*What is asked*: Each line from the line holding "Enumerate this screenshot's" through the last line should be written out exactly, with nothing else and no images.

══ Excerpted data ══

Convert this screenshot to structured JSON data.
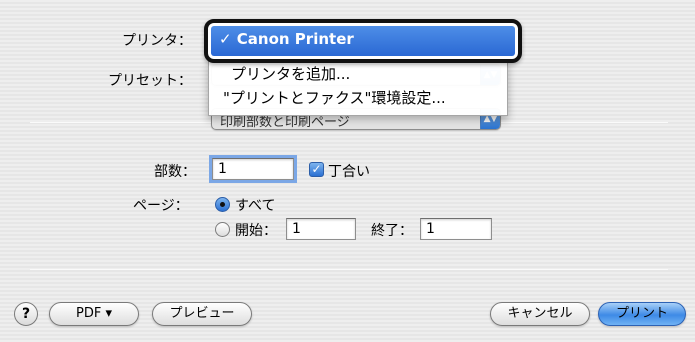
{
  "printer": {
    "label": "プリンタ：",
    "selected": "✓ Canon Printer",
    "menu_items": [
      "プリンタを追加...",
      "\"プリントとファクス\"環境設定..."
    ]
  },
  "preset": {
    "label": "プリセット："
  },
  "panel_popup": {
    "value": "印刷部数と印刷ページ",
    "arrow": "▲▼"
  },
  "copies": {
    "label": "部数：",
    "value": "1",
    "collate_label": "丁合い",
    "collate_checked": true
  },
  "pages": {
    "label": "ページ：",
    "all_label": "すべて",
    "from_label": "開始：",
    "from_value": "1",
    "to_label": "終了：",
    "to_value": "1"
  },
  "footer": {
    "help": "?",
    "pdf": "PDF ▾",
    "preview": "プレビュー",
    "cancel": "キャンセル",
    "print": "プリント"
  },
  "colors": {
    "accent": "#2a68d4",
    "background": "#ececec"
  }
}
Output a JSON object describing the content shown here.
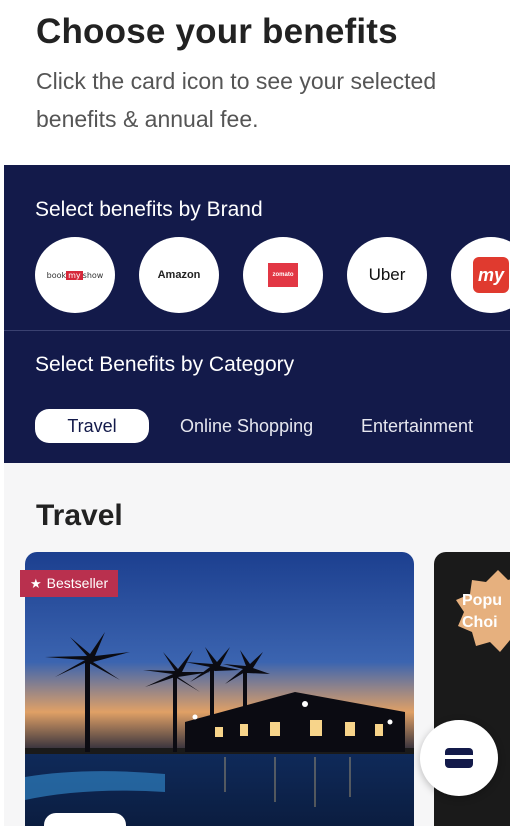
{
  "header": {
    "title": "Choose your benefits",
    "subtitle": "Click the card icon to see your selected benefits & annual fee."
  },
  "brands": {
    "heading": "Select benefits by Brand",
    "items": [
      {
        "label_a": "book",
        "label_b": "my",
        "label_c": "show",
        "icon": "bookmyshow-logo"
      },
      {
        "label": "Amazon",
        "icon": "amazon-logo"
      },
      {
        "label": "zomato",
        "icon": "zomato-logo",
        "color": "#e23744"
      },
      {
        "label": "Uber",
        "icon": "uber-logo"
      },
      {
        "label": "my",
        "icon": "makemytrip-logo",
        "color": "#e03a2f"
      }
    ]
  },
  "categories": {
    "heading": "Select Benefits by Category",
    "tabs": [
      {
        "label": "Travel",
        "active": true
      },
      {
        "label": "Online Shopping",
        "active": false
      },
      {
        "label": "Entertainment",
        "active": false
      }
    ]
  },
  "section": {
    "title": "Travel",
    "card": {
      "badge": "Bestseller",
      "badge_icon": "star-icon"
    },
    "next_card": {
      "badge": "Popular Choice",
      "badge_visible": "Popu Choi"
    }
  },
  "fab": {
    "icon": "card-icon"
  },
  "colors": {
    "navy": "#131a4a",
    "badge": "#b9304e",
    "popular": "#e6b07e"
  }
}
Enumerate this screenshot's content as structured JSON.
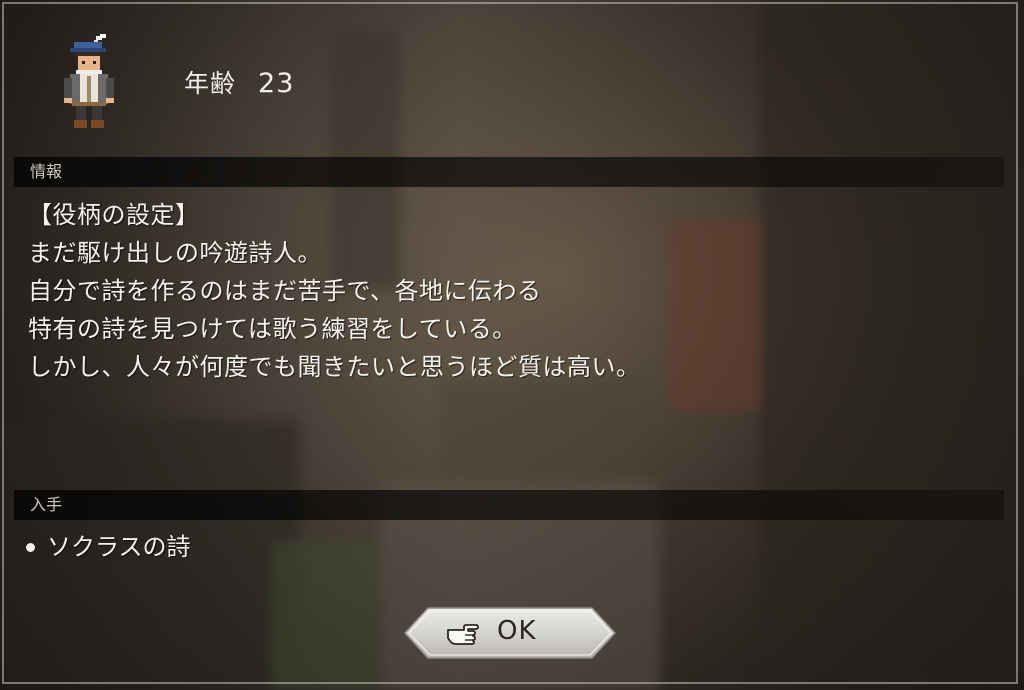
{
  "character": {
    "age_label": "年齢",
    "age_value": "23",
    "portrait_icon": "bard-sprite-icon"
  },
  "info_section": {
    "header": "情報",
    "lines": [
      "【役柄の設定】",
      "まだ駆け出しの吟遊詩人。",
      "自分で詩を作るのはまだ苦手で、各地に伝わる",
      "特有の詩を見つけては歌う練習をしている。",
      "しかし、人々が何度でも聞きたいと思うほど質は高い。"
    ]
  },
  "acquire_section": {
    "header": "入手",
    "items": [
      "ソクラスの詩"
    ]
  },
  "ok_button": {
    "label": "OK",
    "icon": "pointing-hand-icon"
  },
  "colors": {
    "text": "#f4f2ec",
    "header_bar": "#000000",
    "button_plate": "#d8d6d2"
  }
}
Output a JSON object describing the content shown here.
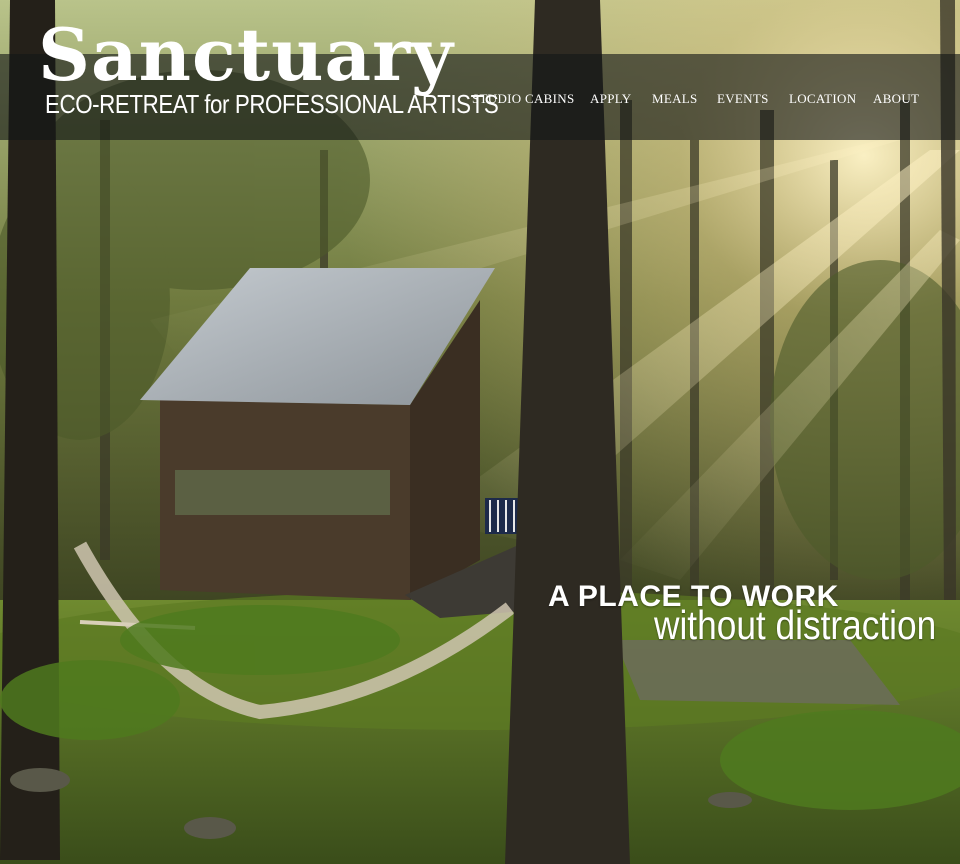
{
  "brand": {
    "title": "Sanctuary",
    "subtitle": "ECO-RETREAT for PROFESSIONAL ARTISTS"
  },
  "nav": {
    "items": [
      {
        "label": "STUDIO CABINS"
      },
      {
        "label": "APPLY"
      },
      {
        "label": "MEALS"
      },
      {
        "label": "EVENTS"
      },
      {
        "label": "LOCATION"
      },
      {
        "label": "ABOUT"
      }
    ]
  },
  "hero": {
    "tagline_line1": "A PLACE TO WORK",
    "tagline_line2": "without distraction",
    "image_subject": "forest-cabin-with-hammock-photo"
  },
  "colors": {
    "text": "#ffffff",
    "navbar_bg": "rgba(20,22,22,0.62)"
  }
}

═══

*Answer*:
Enumerate this screenshot's content as structured JSON.
{
  "character": {
    "age_label": "年齢",
    "age_value": "23",
    "portrait_icon": "bard-sprite-icon"
  },
  "info_section": {
    "header": "情報",
    "lines": [
      "【役柄の設定】",
      "まだ駆け出しの吟遊詩人。",
      "自分で詩を作るのはまだ苦手で、各地に伝わる",
      "特有の詩を見つけては歌う練習をしている。",
      "しかし、人々が何度でも聞きたいと思うほど質は高い。"
    ]
  },
  "acquire_section": {
    "header": "入手",
    "items": [
      "ソクラスの詩"
    ]
  },
  "ok_button": {
    "label": "OK",
    "icon": "pointing-hand-icon"
  },
  "colors": {
    "text": "#f4f2ec",
    "header_bar": "#000000",
    "button_plate": "#d8d6d2"
  }
}
Output a JSON object describing the content shown here.
{
  "brand": {
    "title": "Sanctuary",
    "subtitle": "ECO-RETREAT for PROFESSIONAL ARTISTS"
  },
  "nav": {
    "items": [
      {
        "label": "STUDIO CABINS"
      },
      {
        "label": "APPLY"
      },
      {
        "label": "MEALS"
      },
      {
        "label": "EVENTS"
      },
      {
        "label": "LOCATION"
      },
      {
        "label": "ABOUT"
      }
    ]
  },
  "hero": {
    "tagline_line1": "A PLACE TO WORK",
    "tagline_line2": "without distraction",
    "image_subject": "forest-cabin-with-hammock-photo"
  },
  "colors": {
    "text": "#ffffff",
    "navbar_bg": "rgba(20,22,22,0.62)"
  }
}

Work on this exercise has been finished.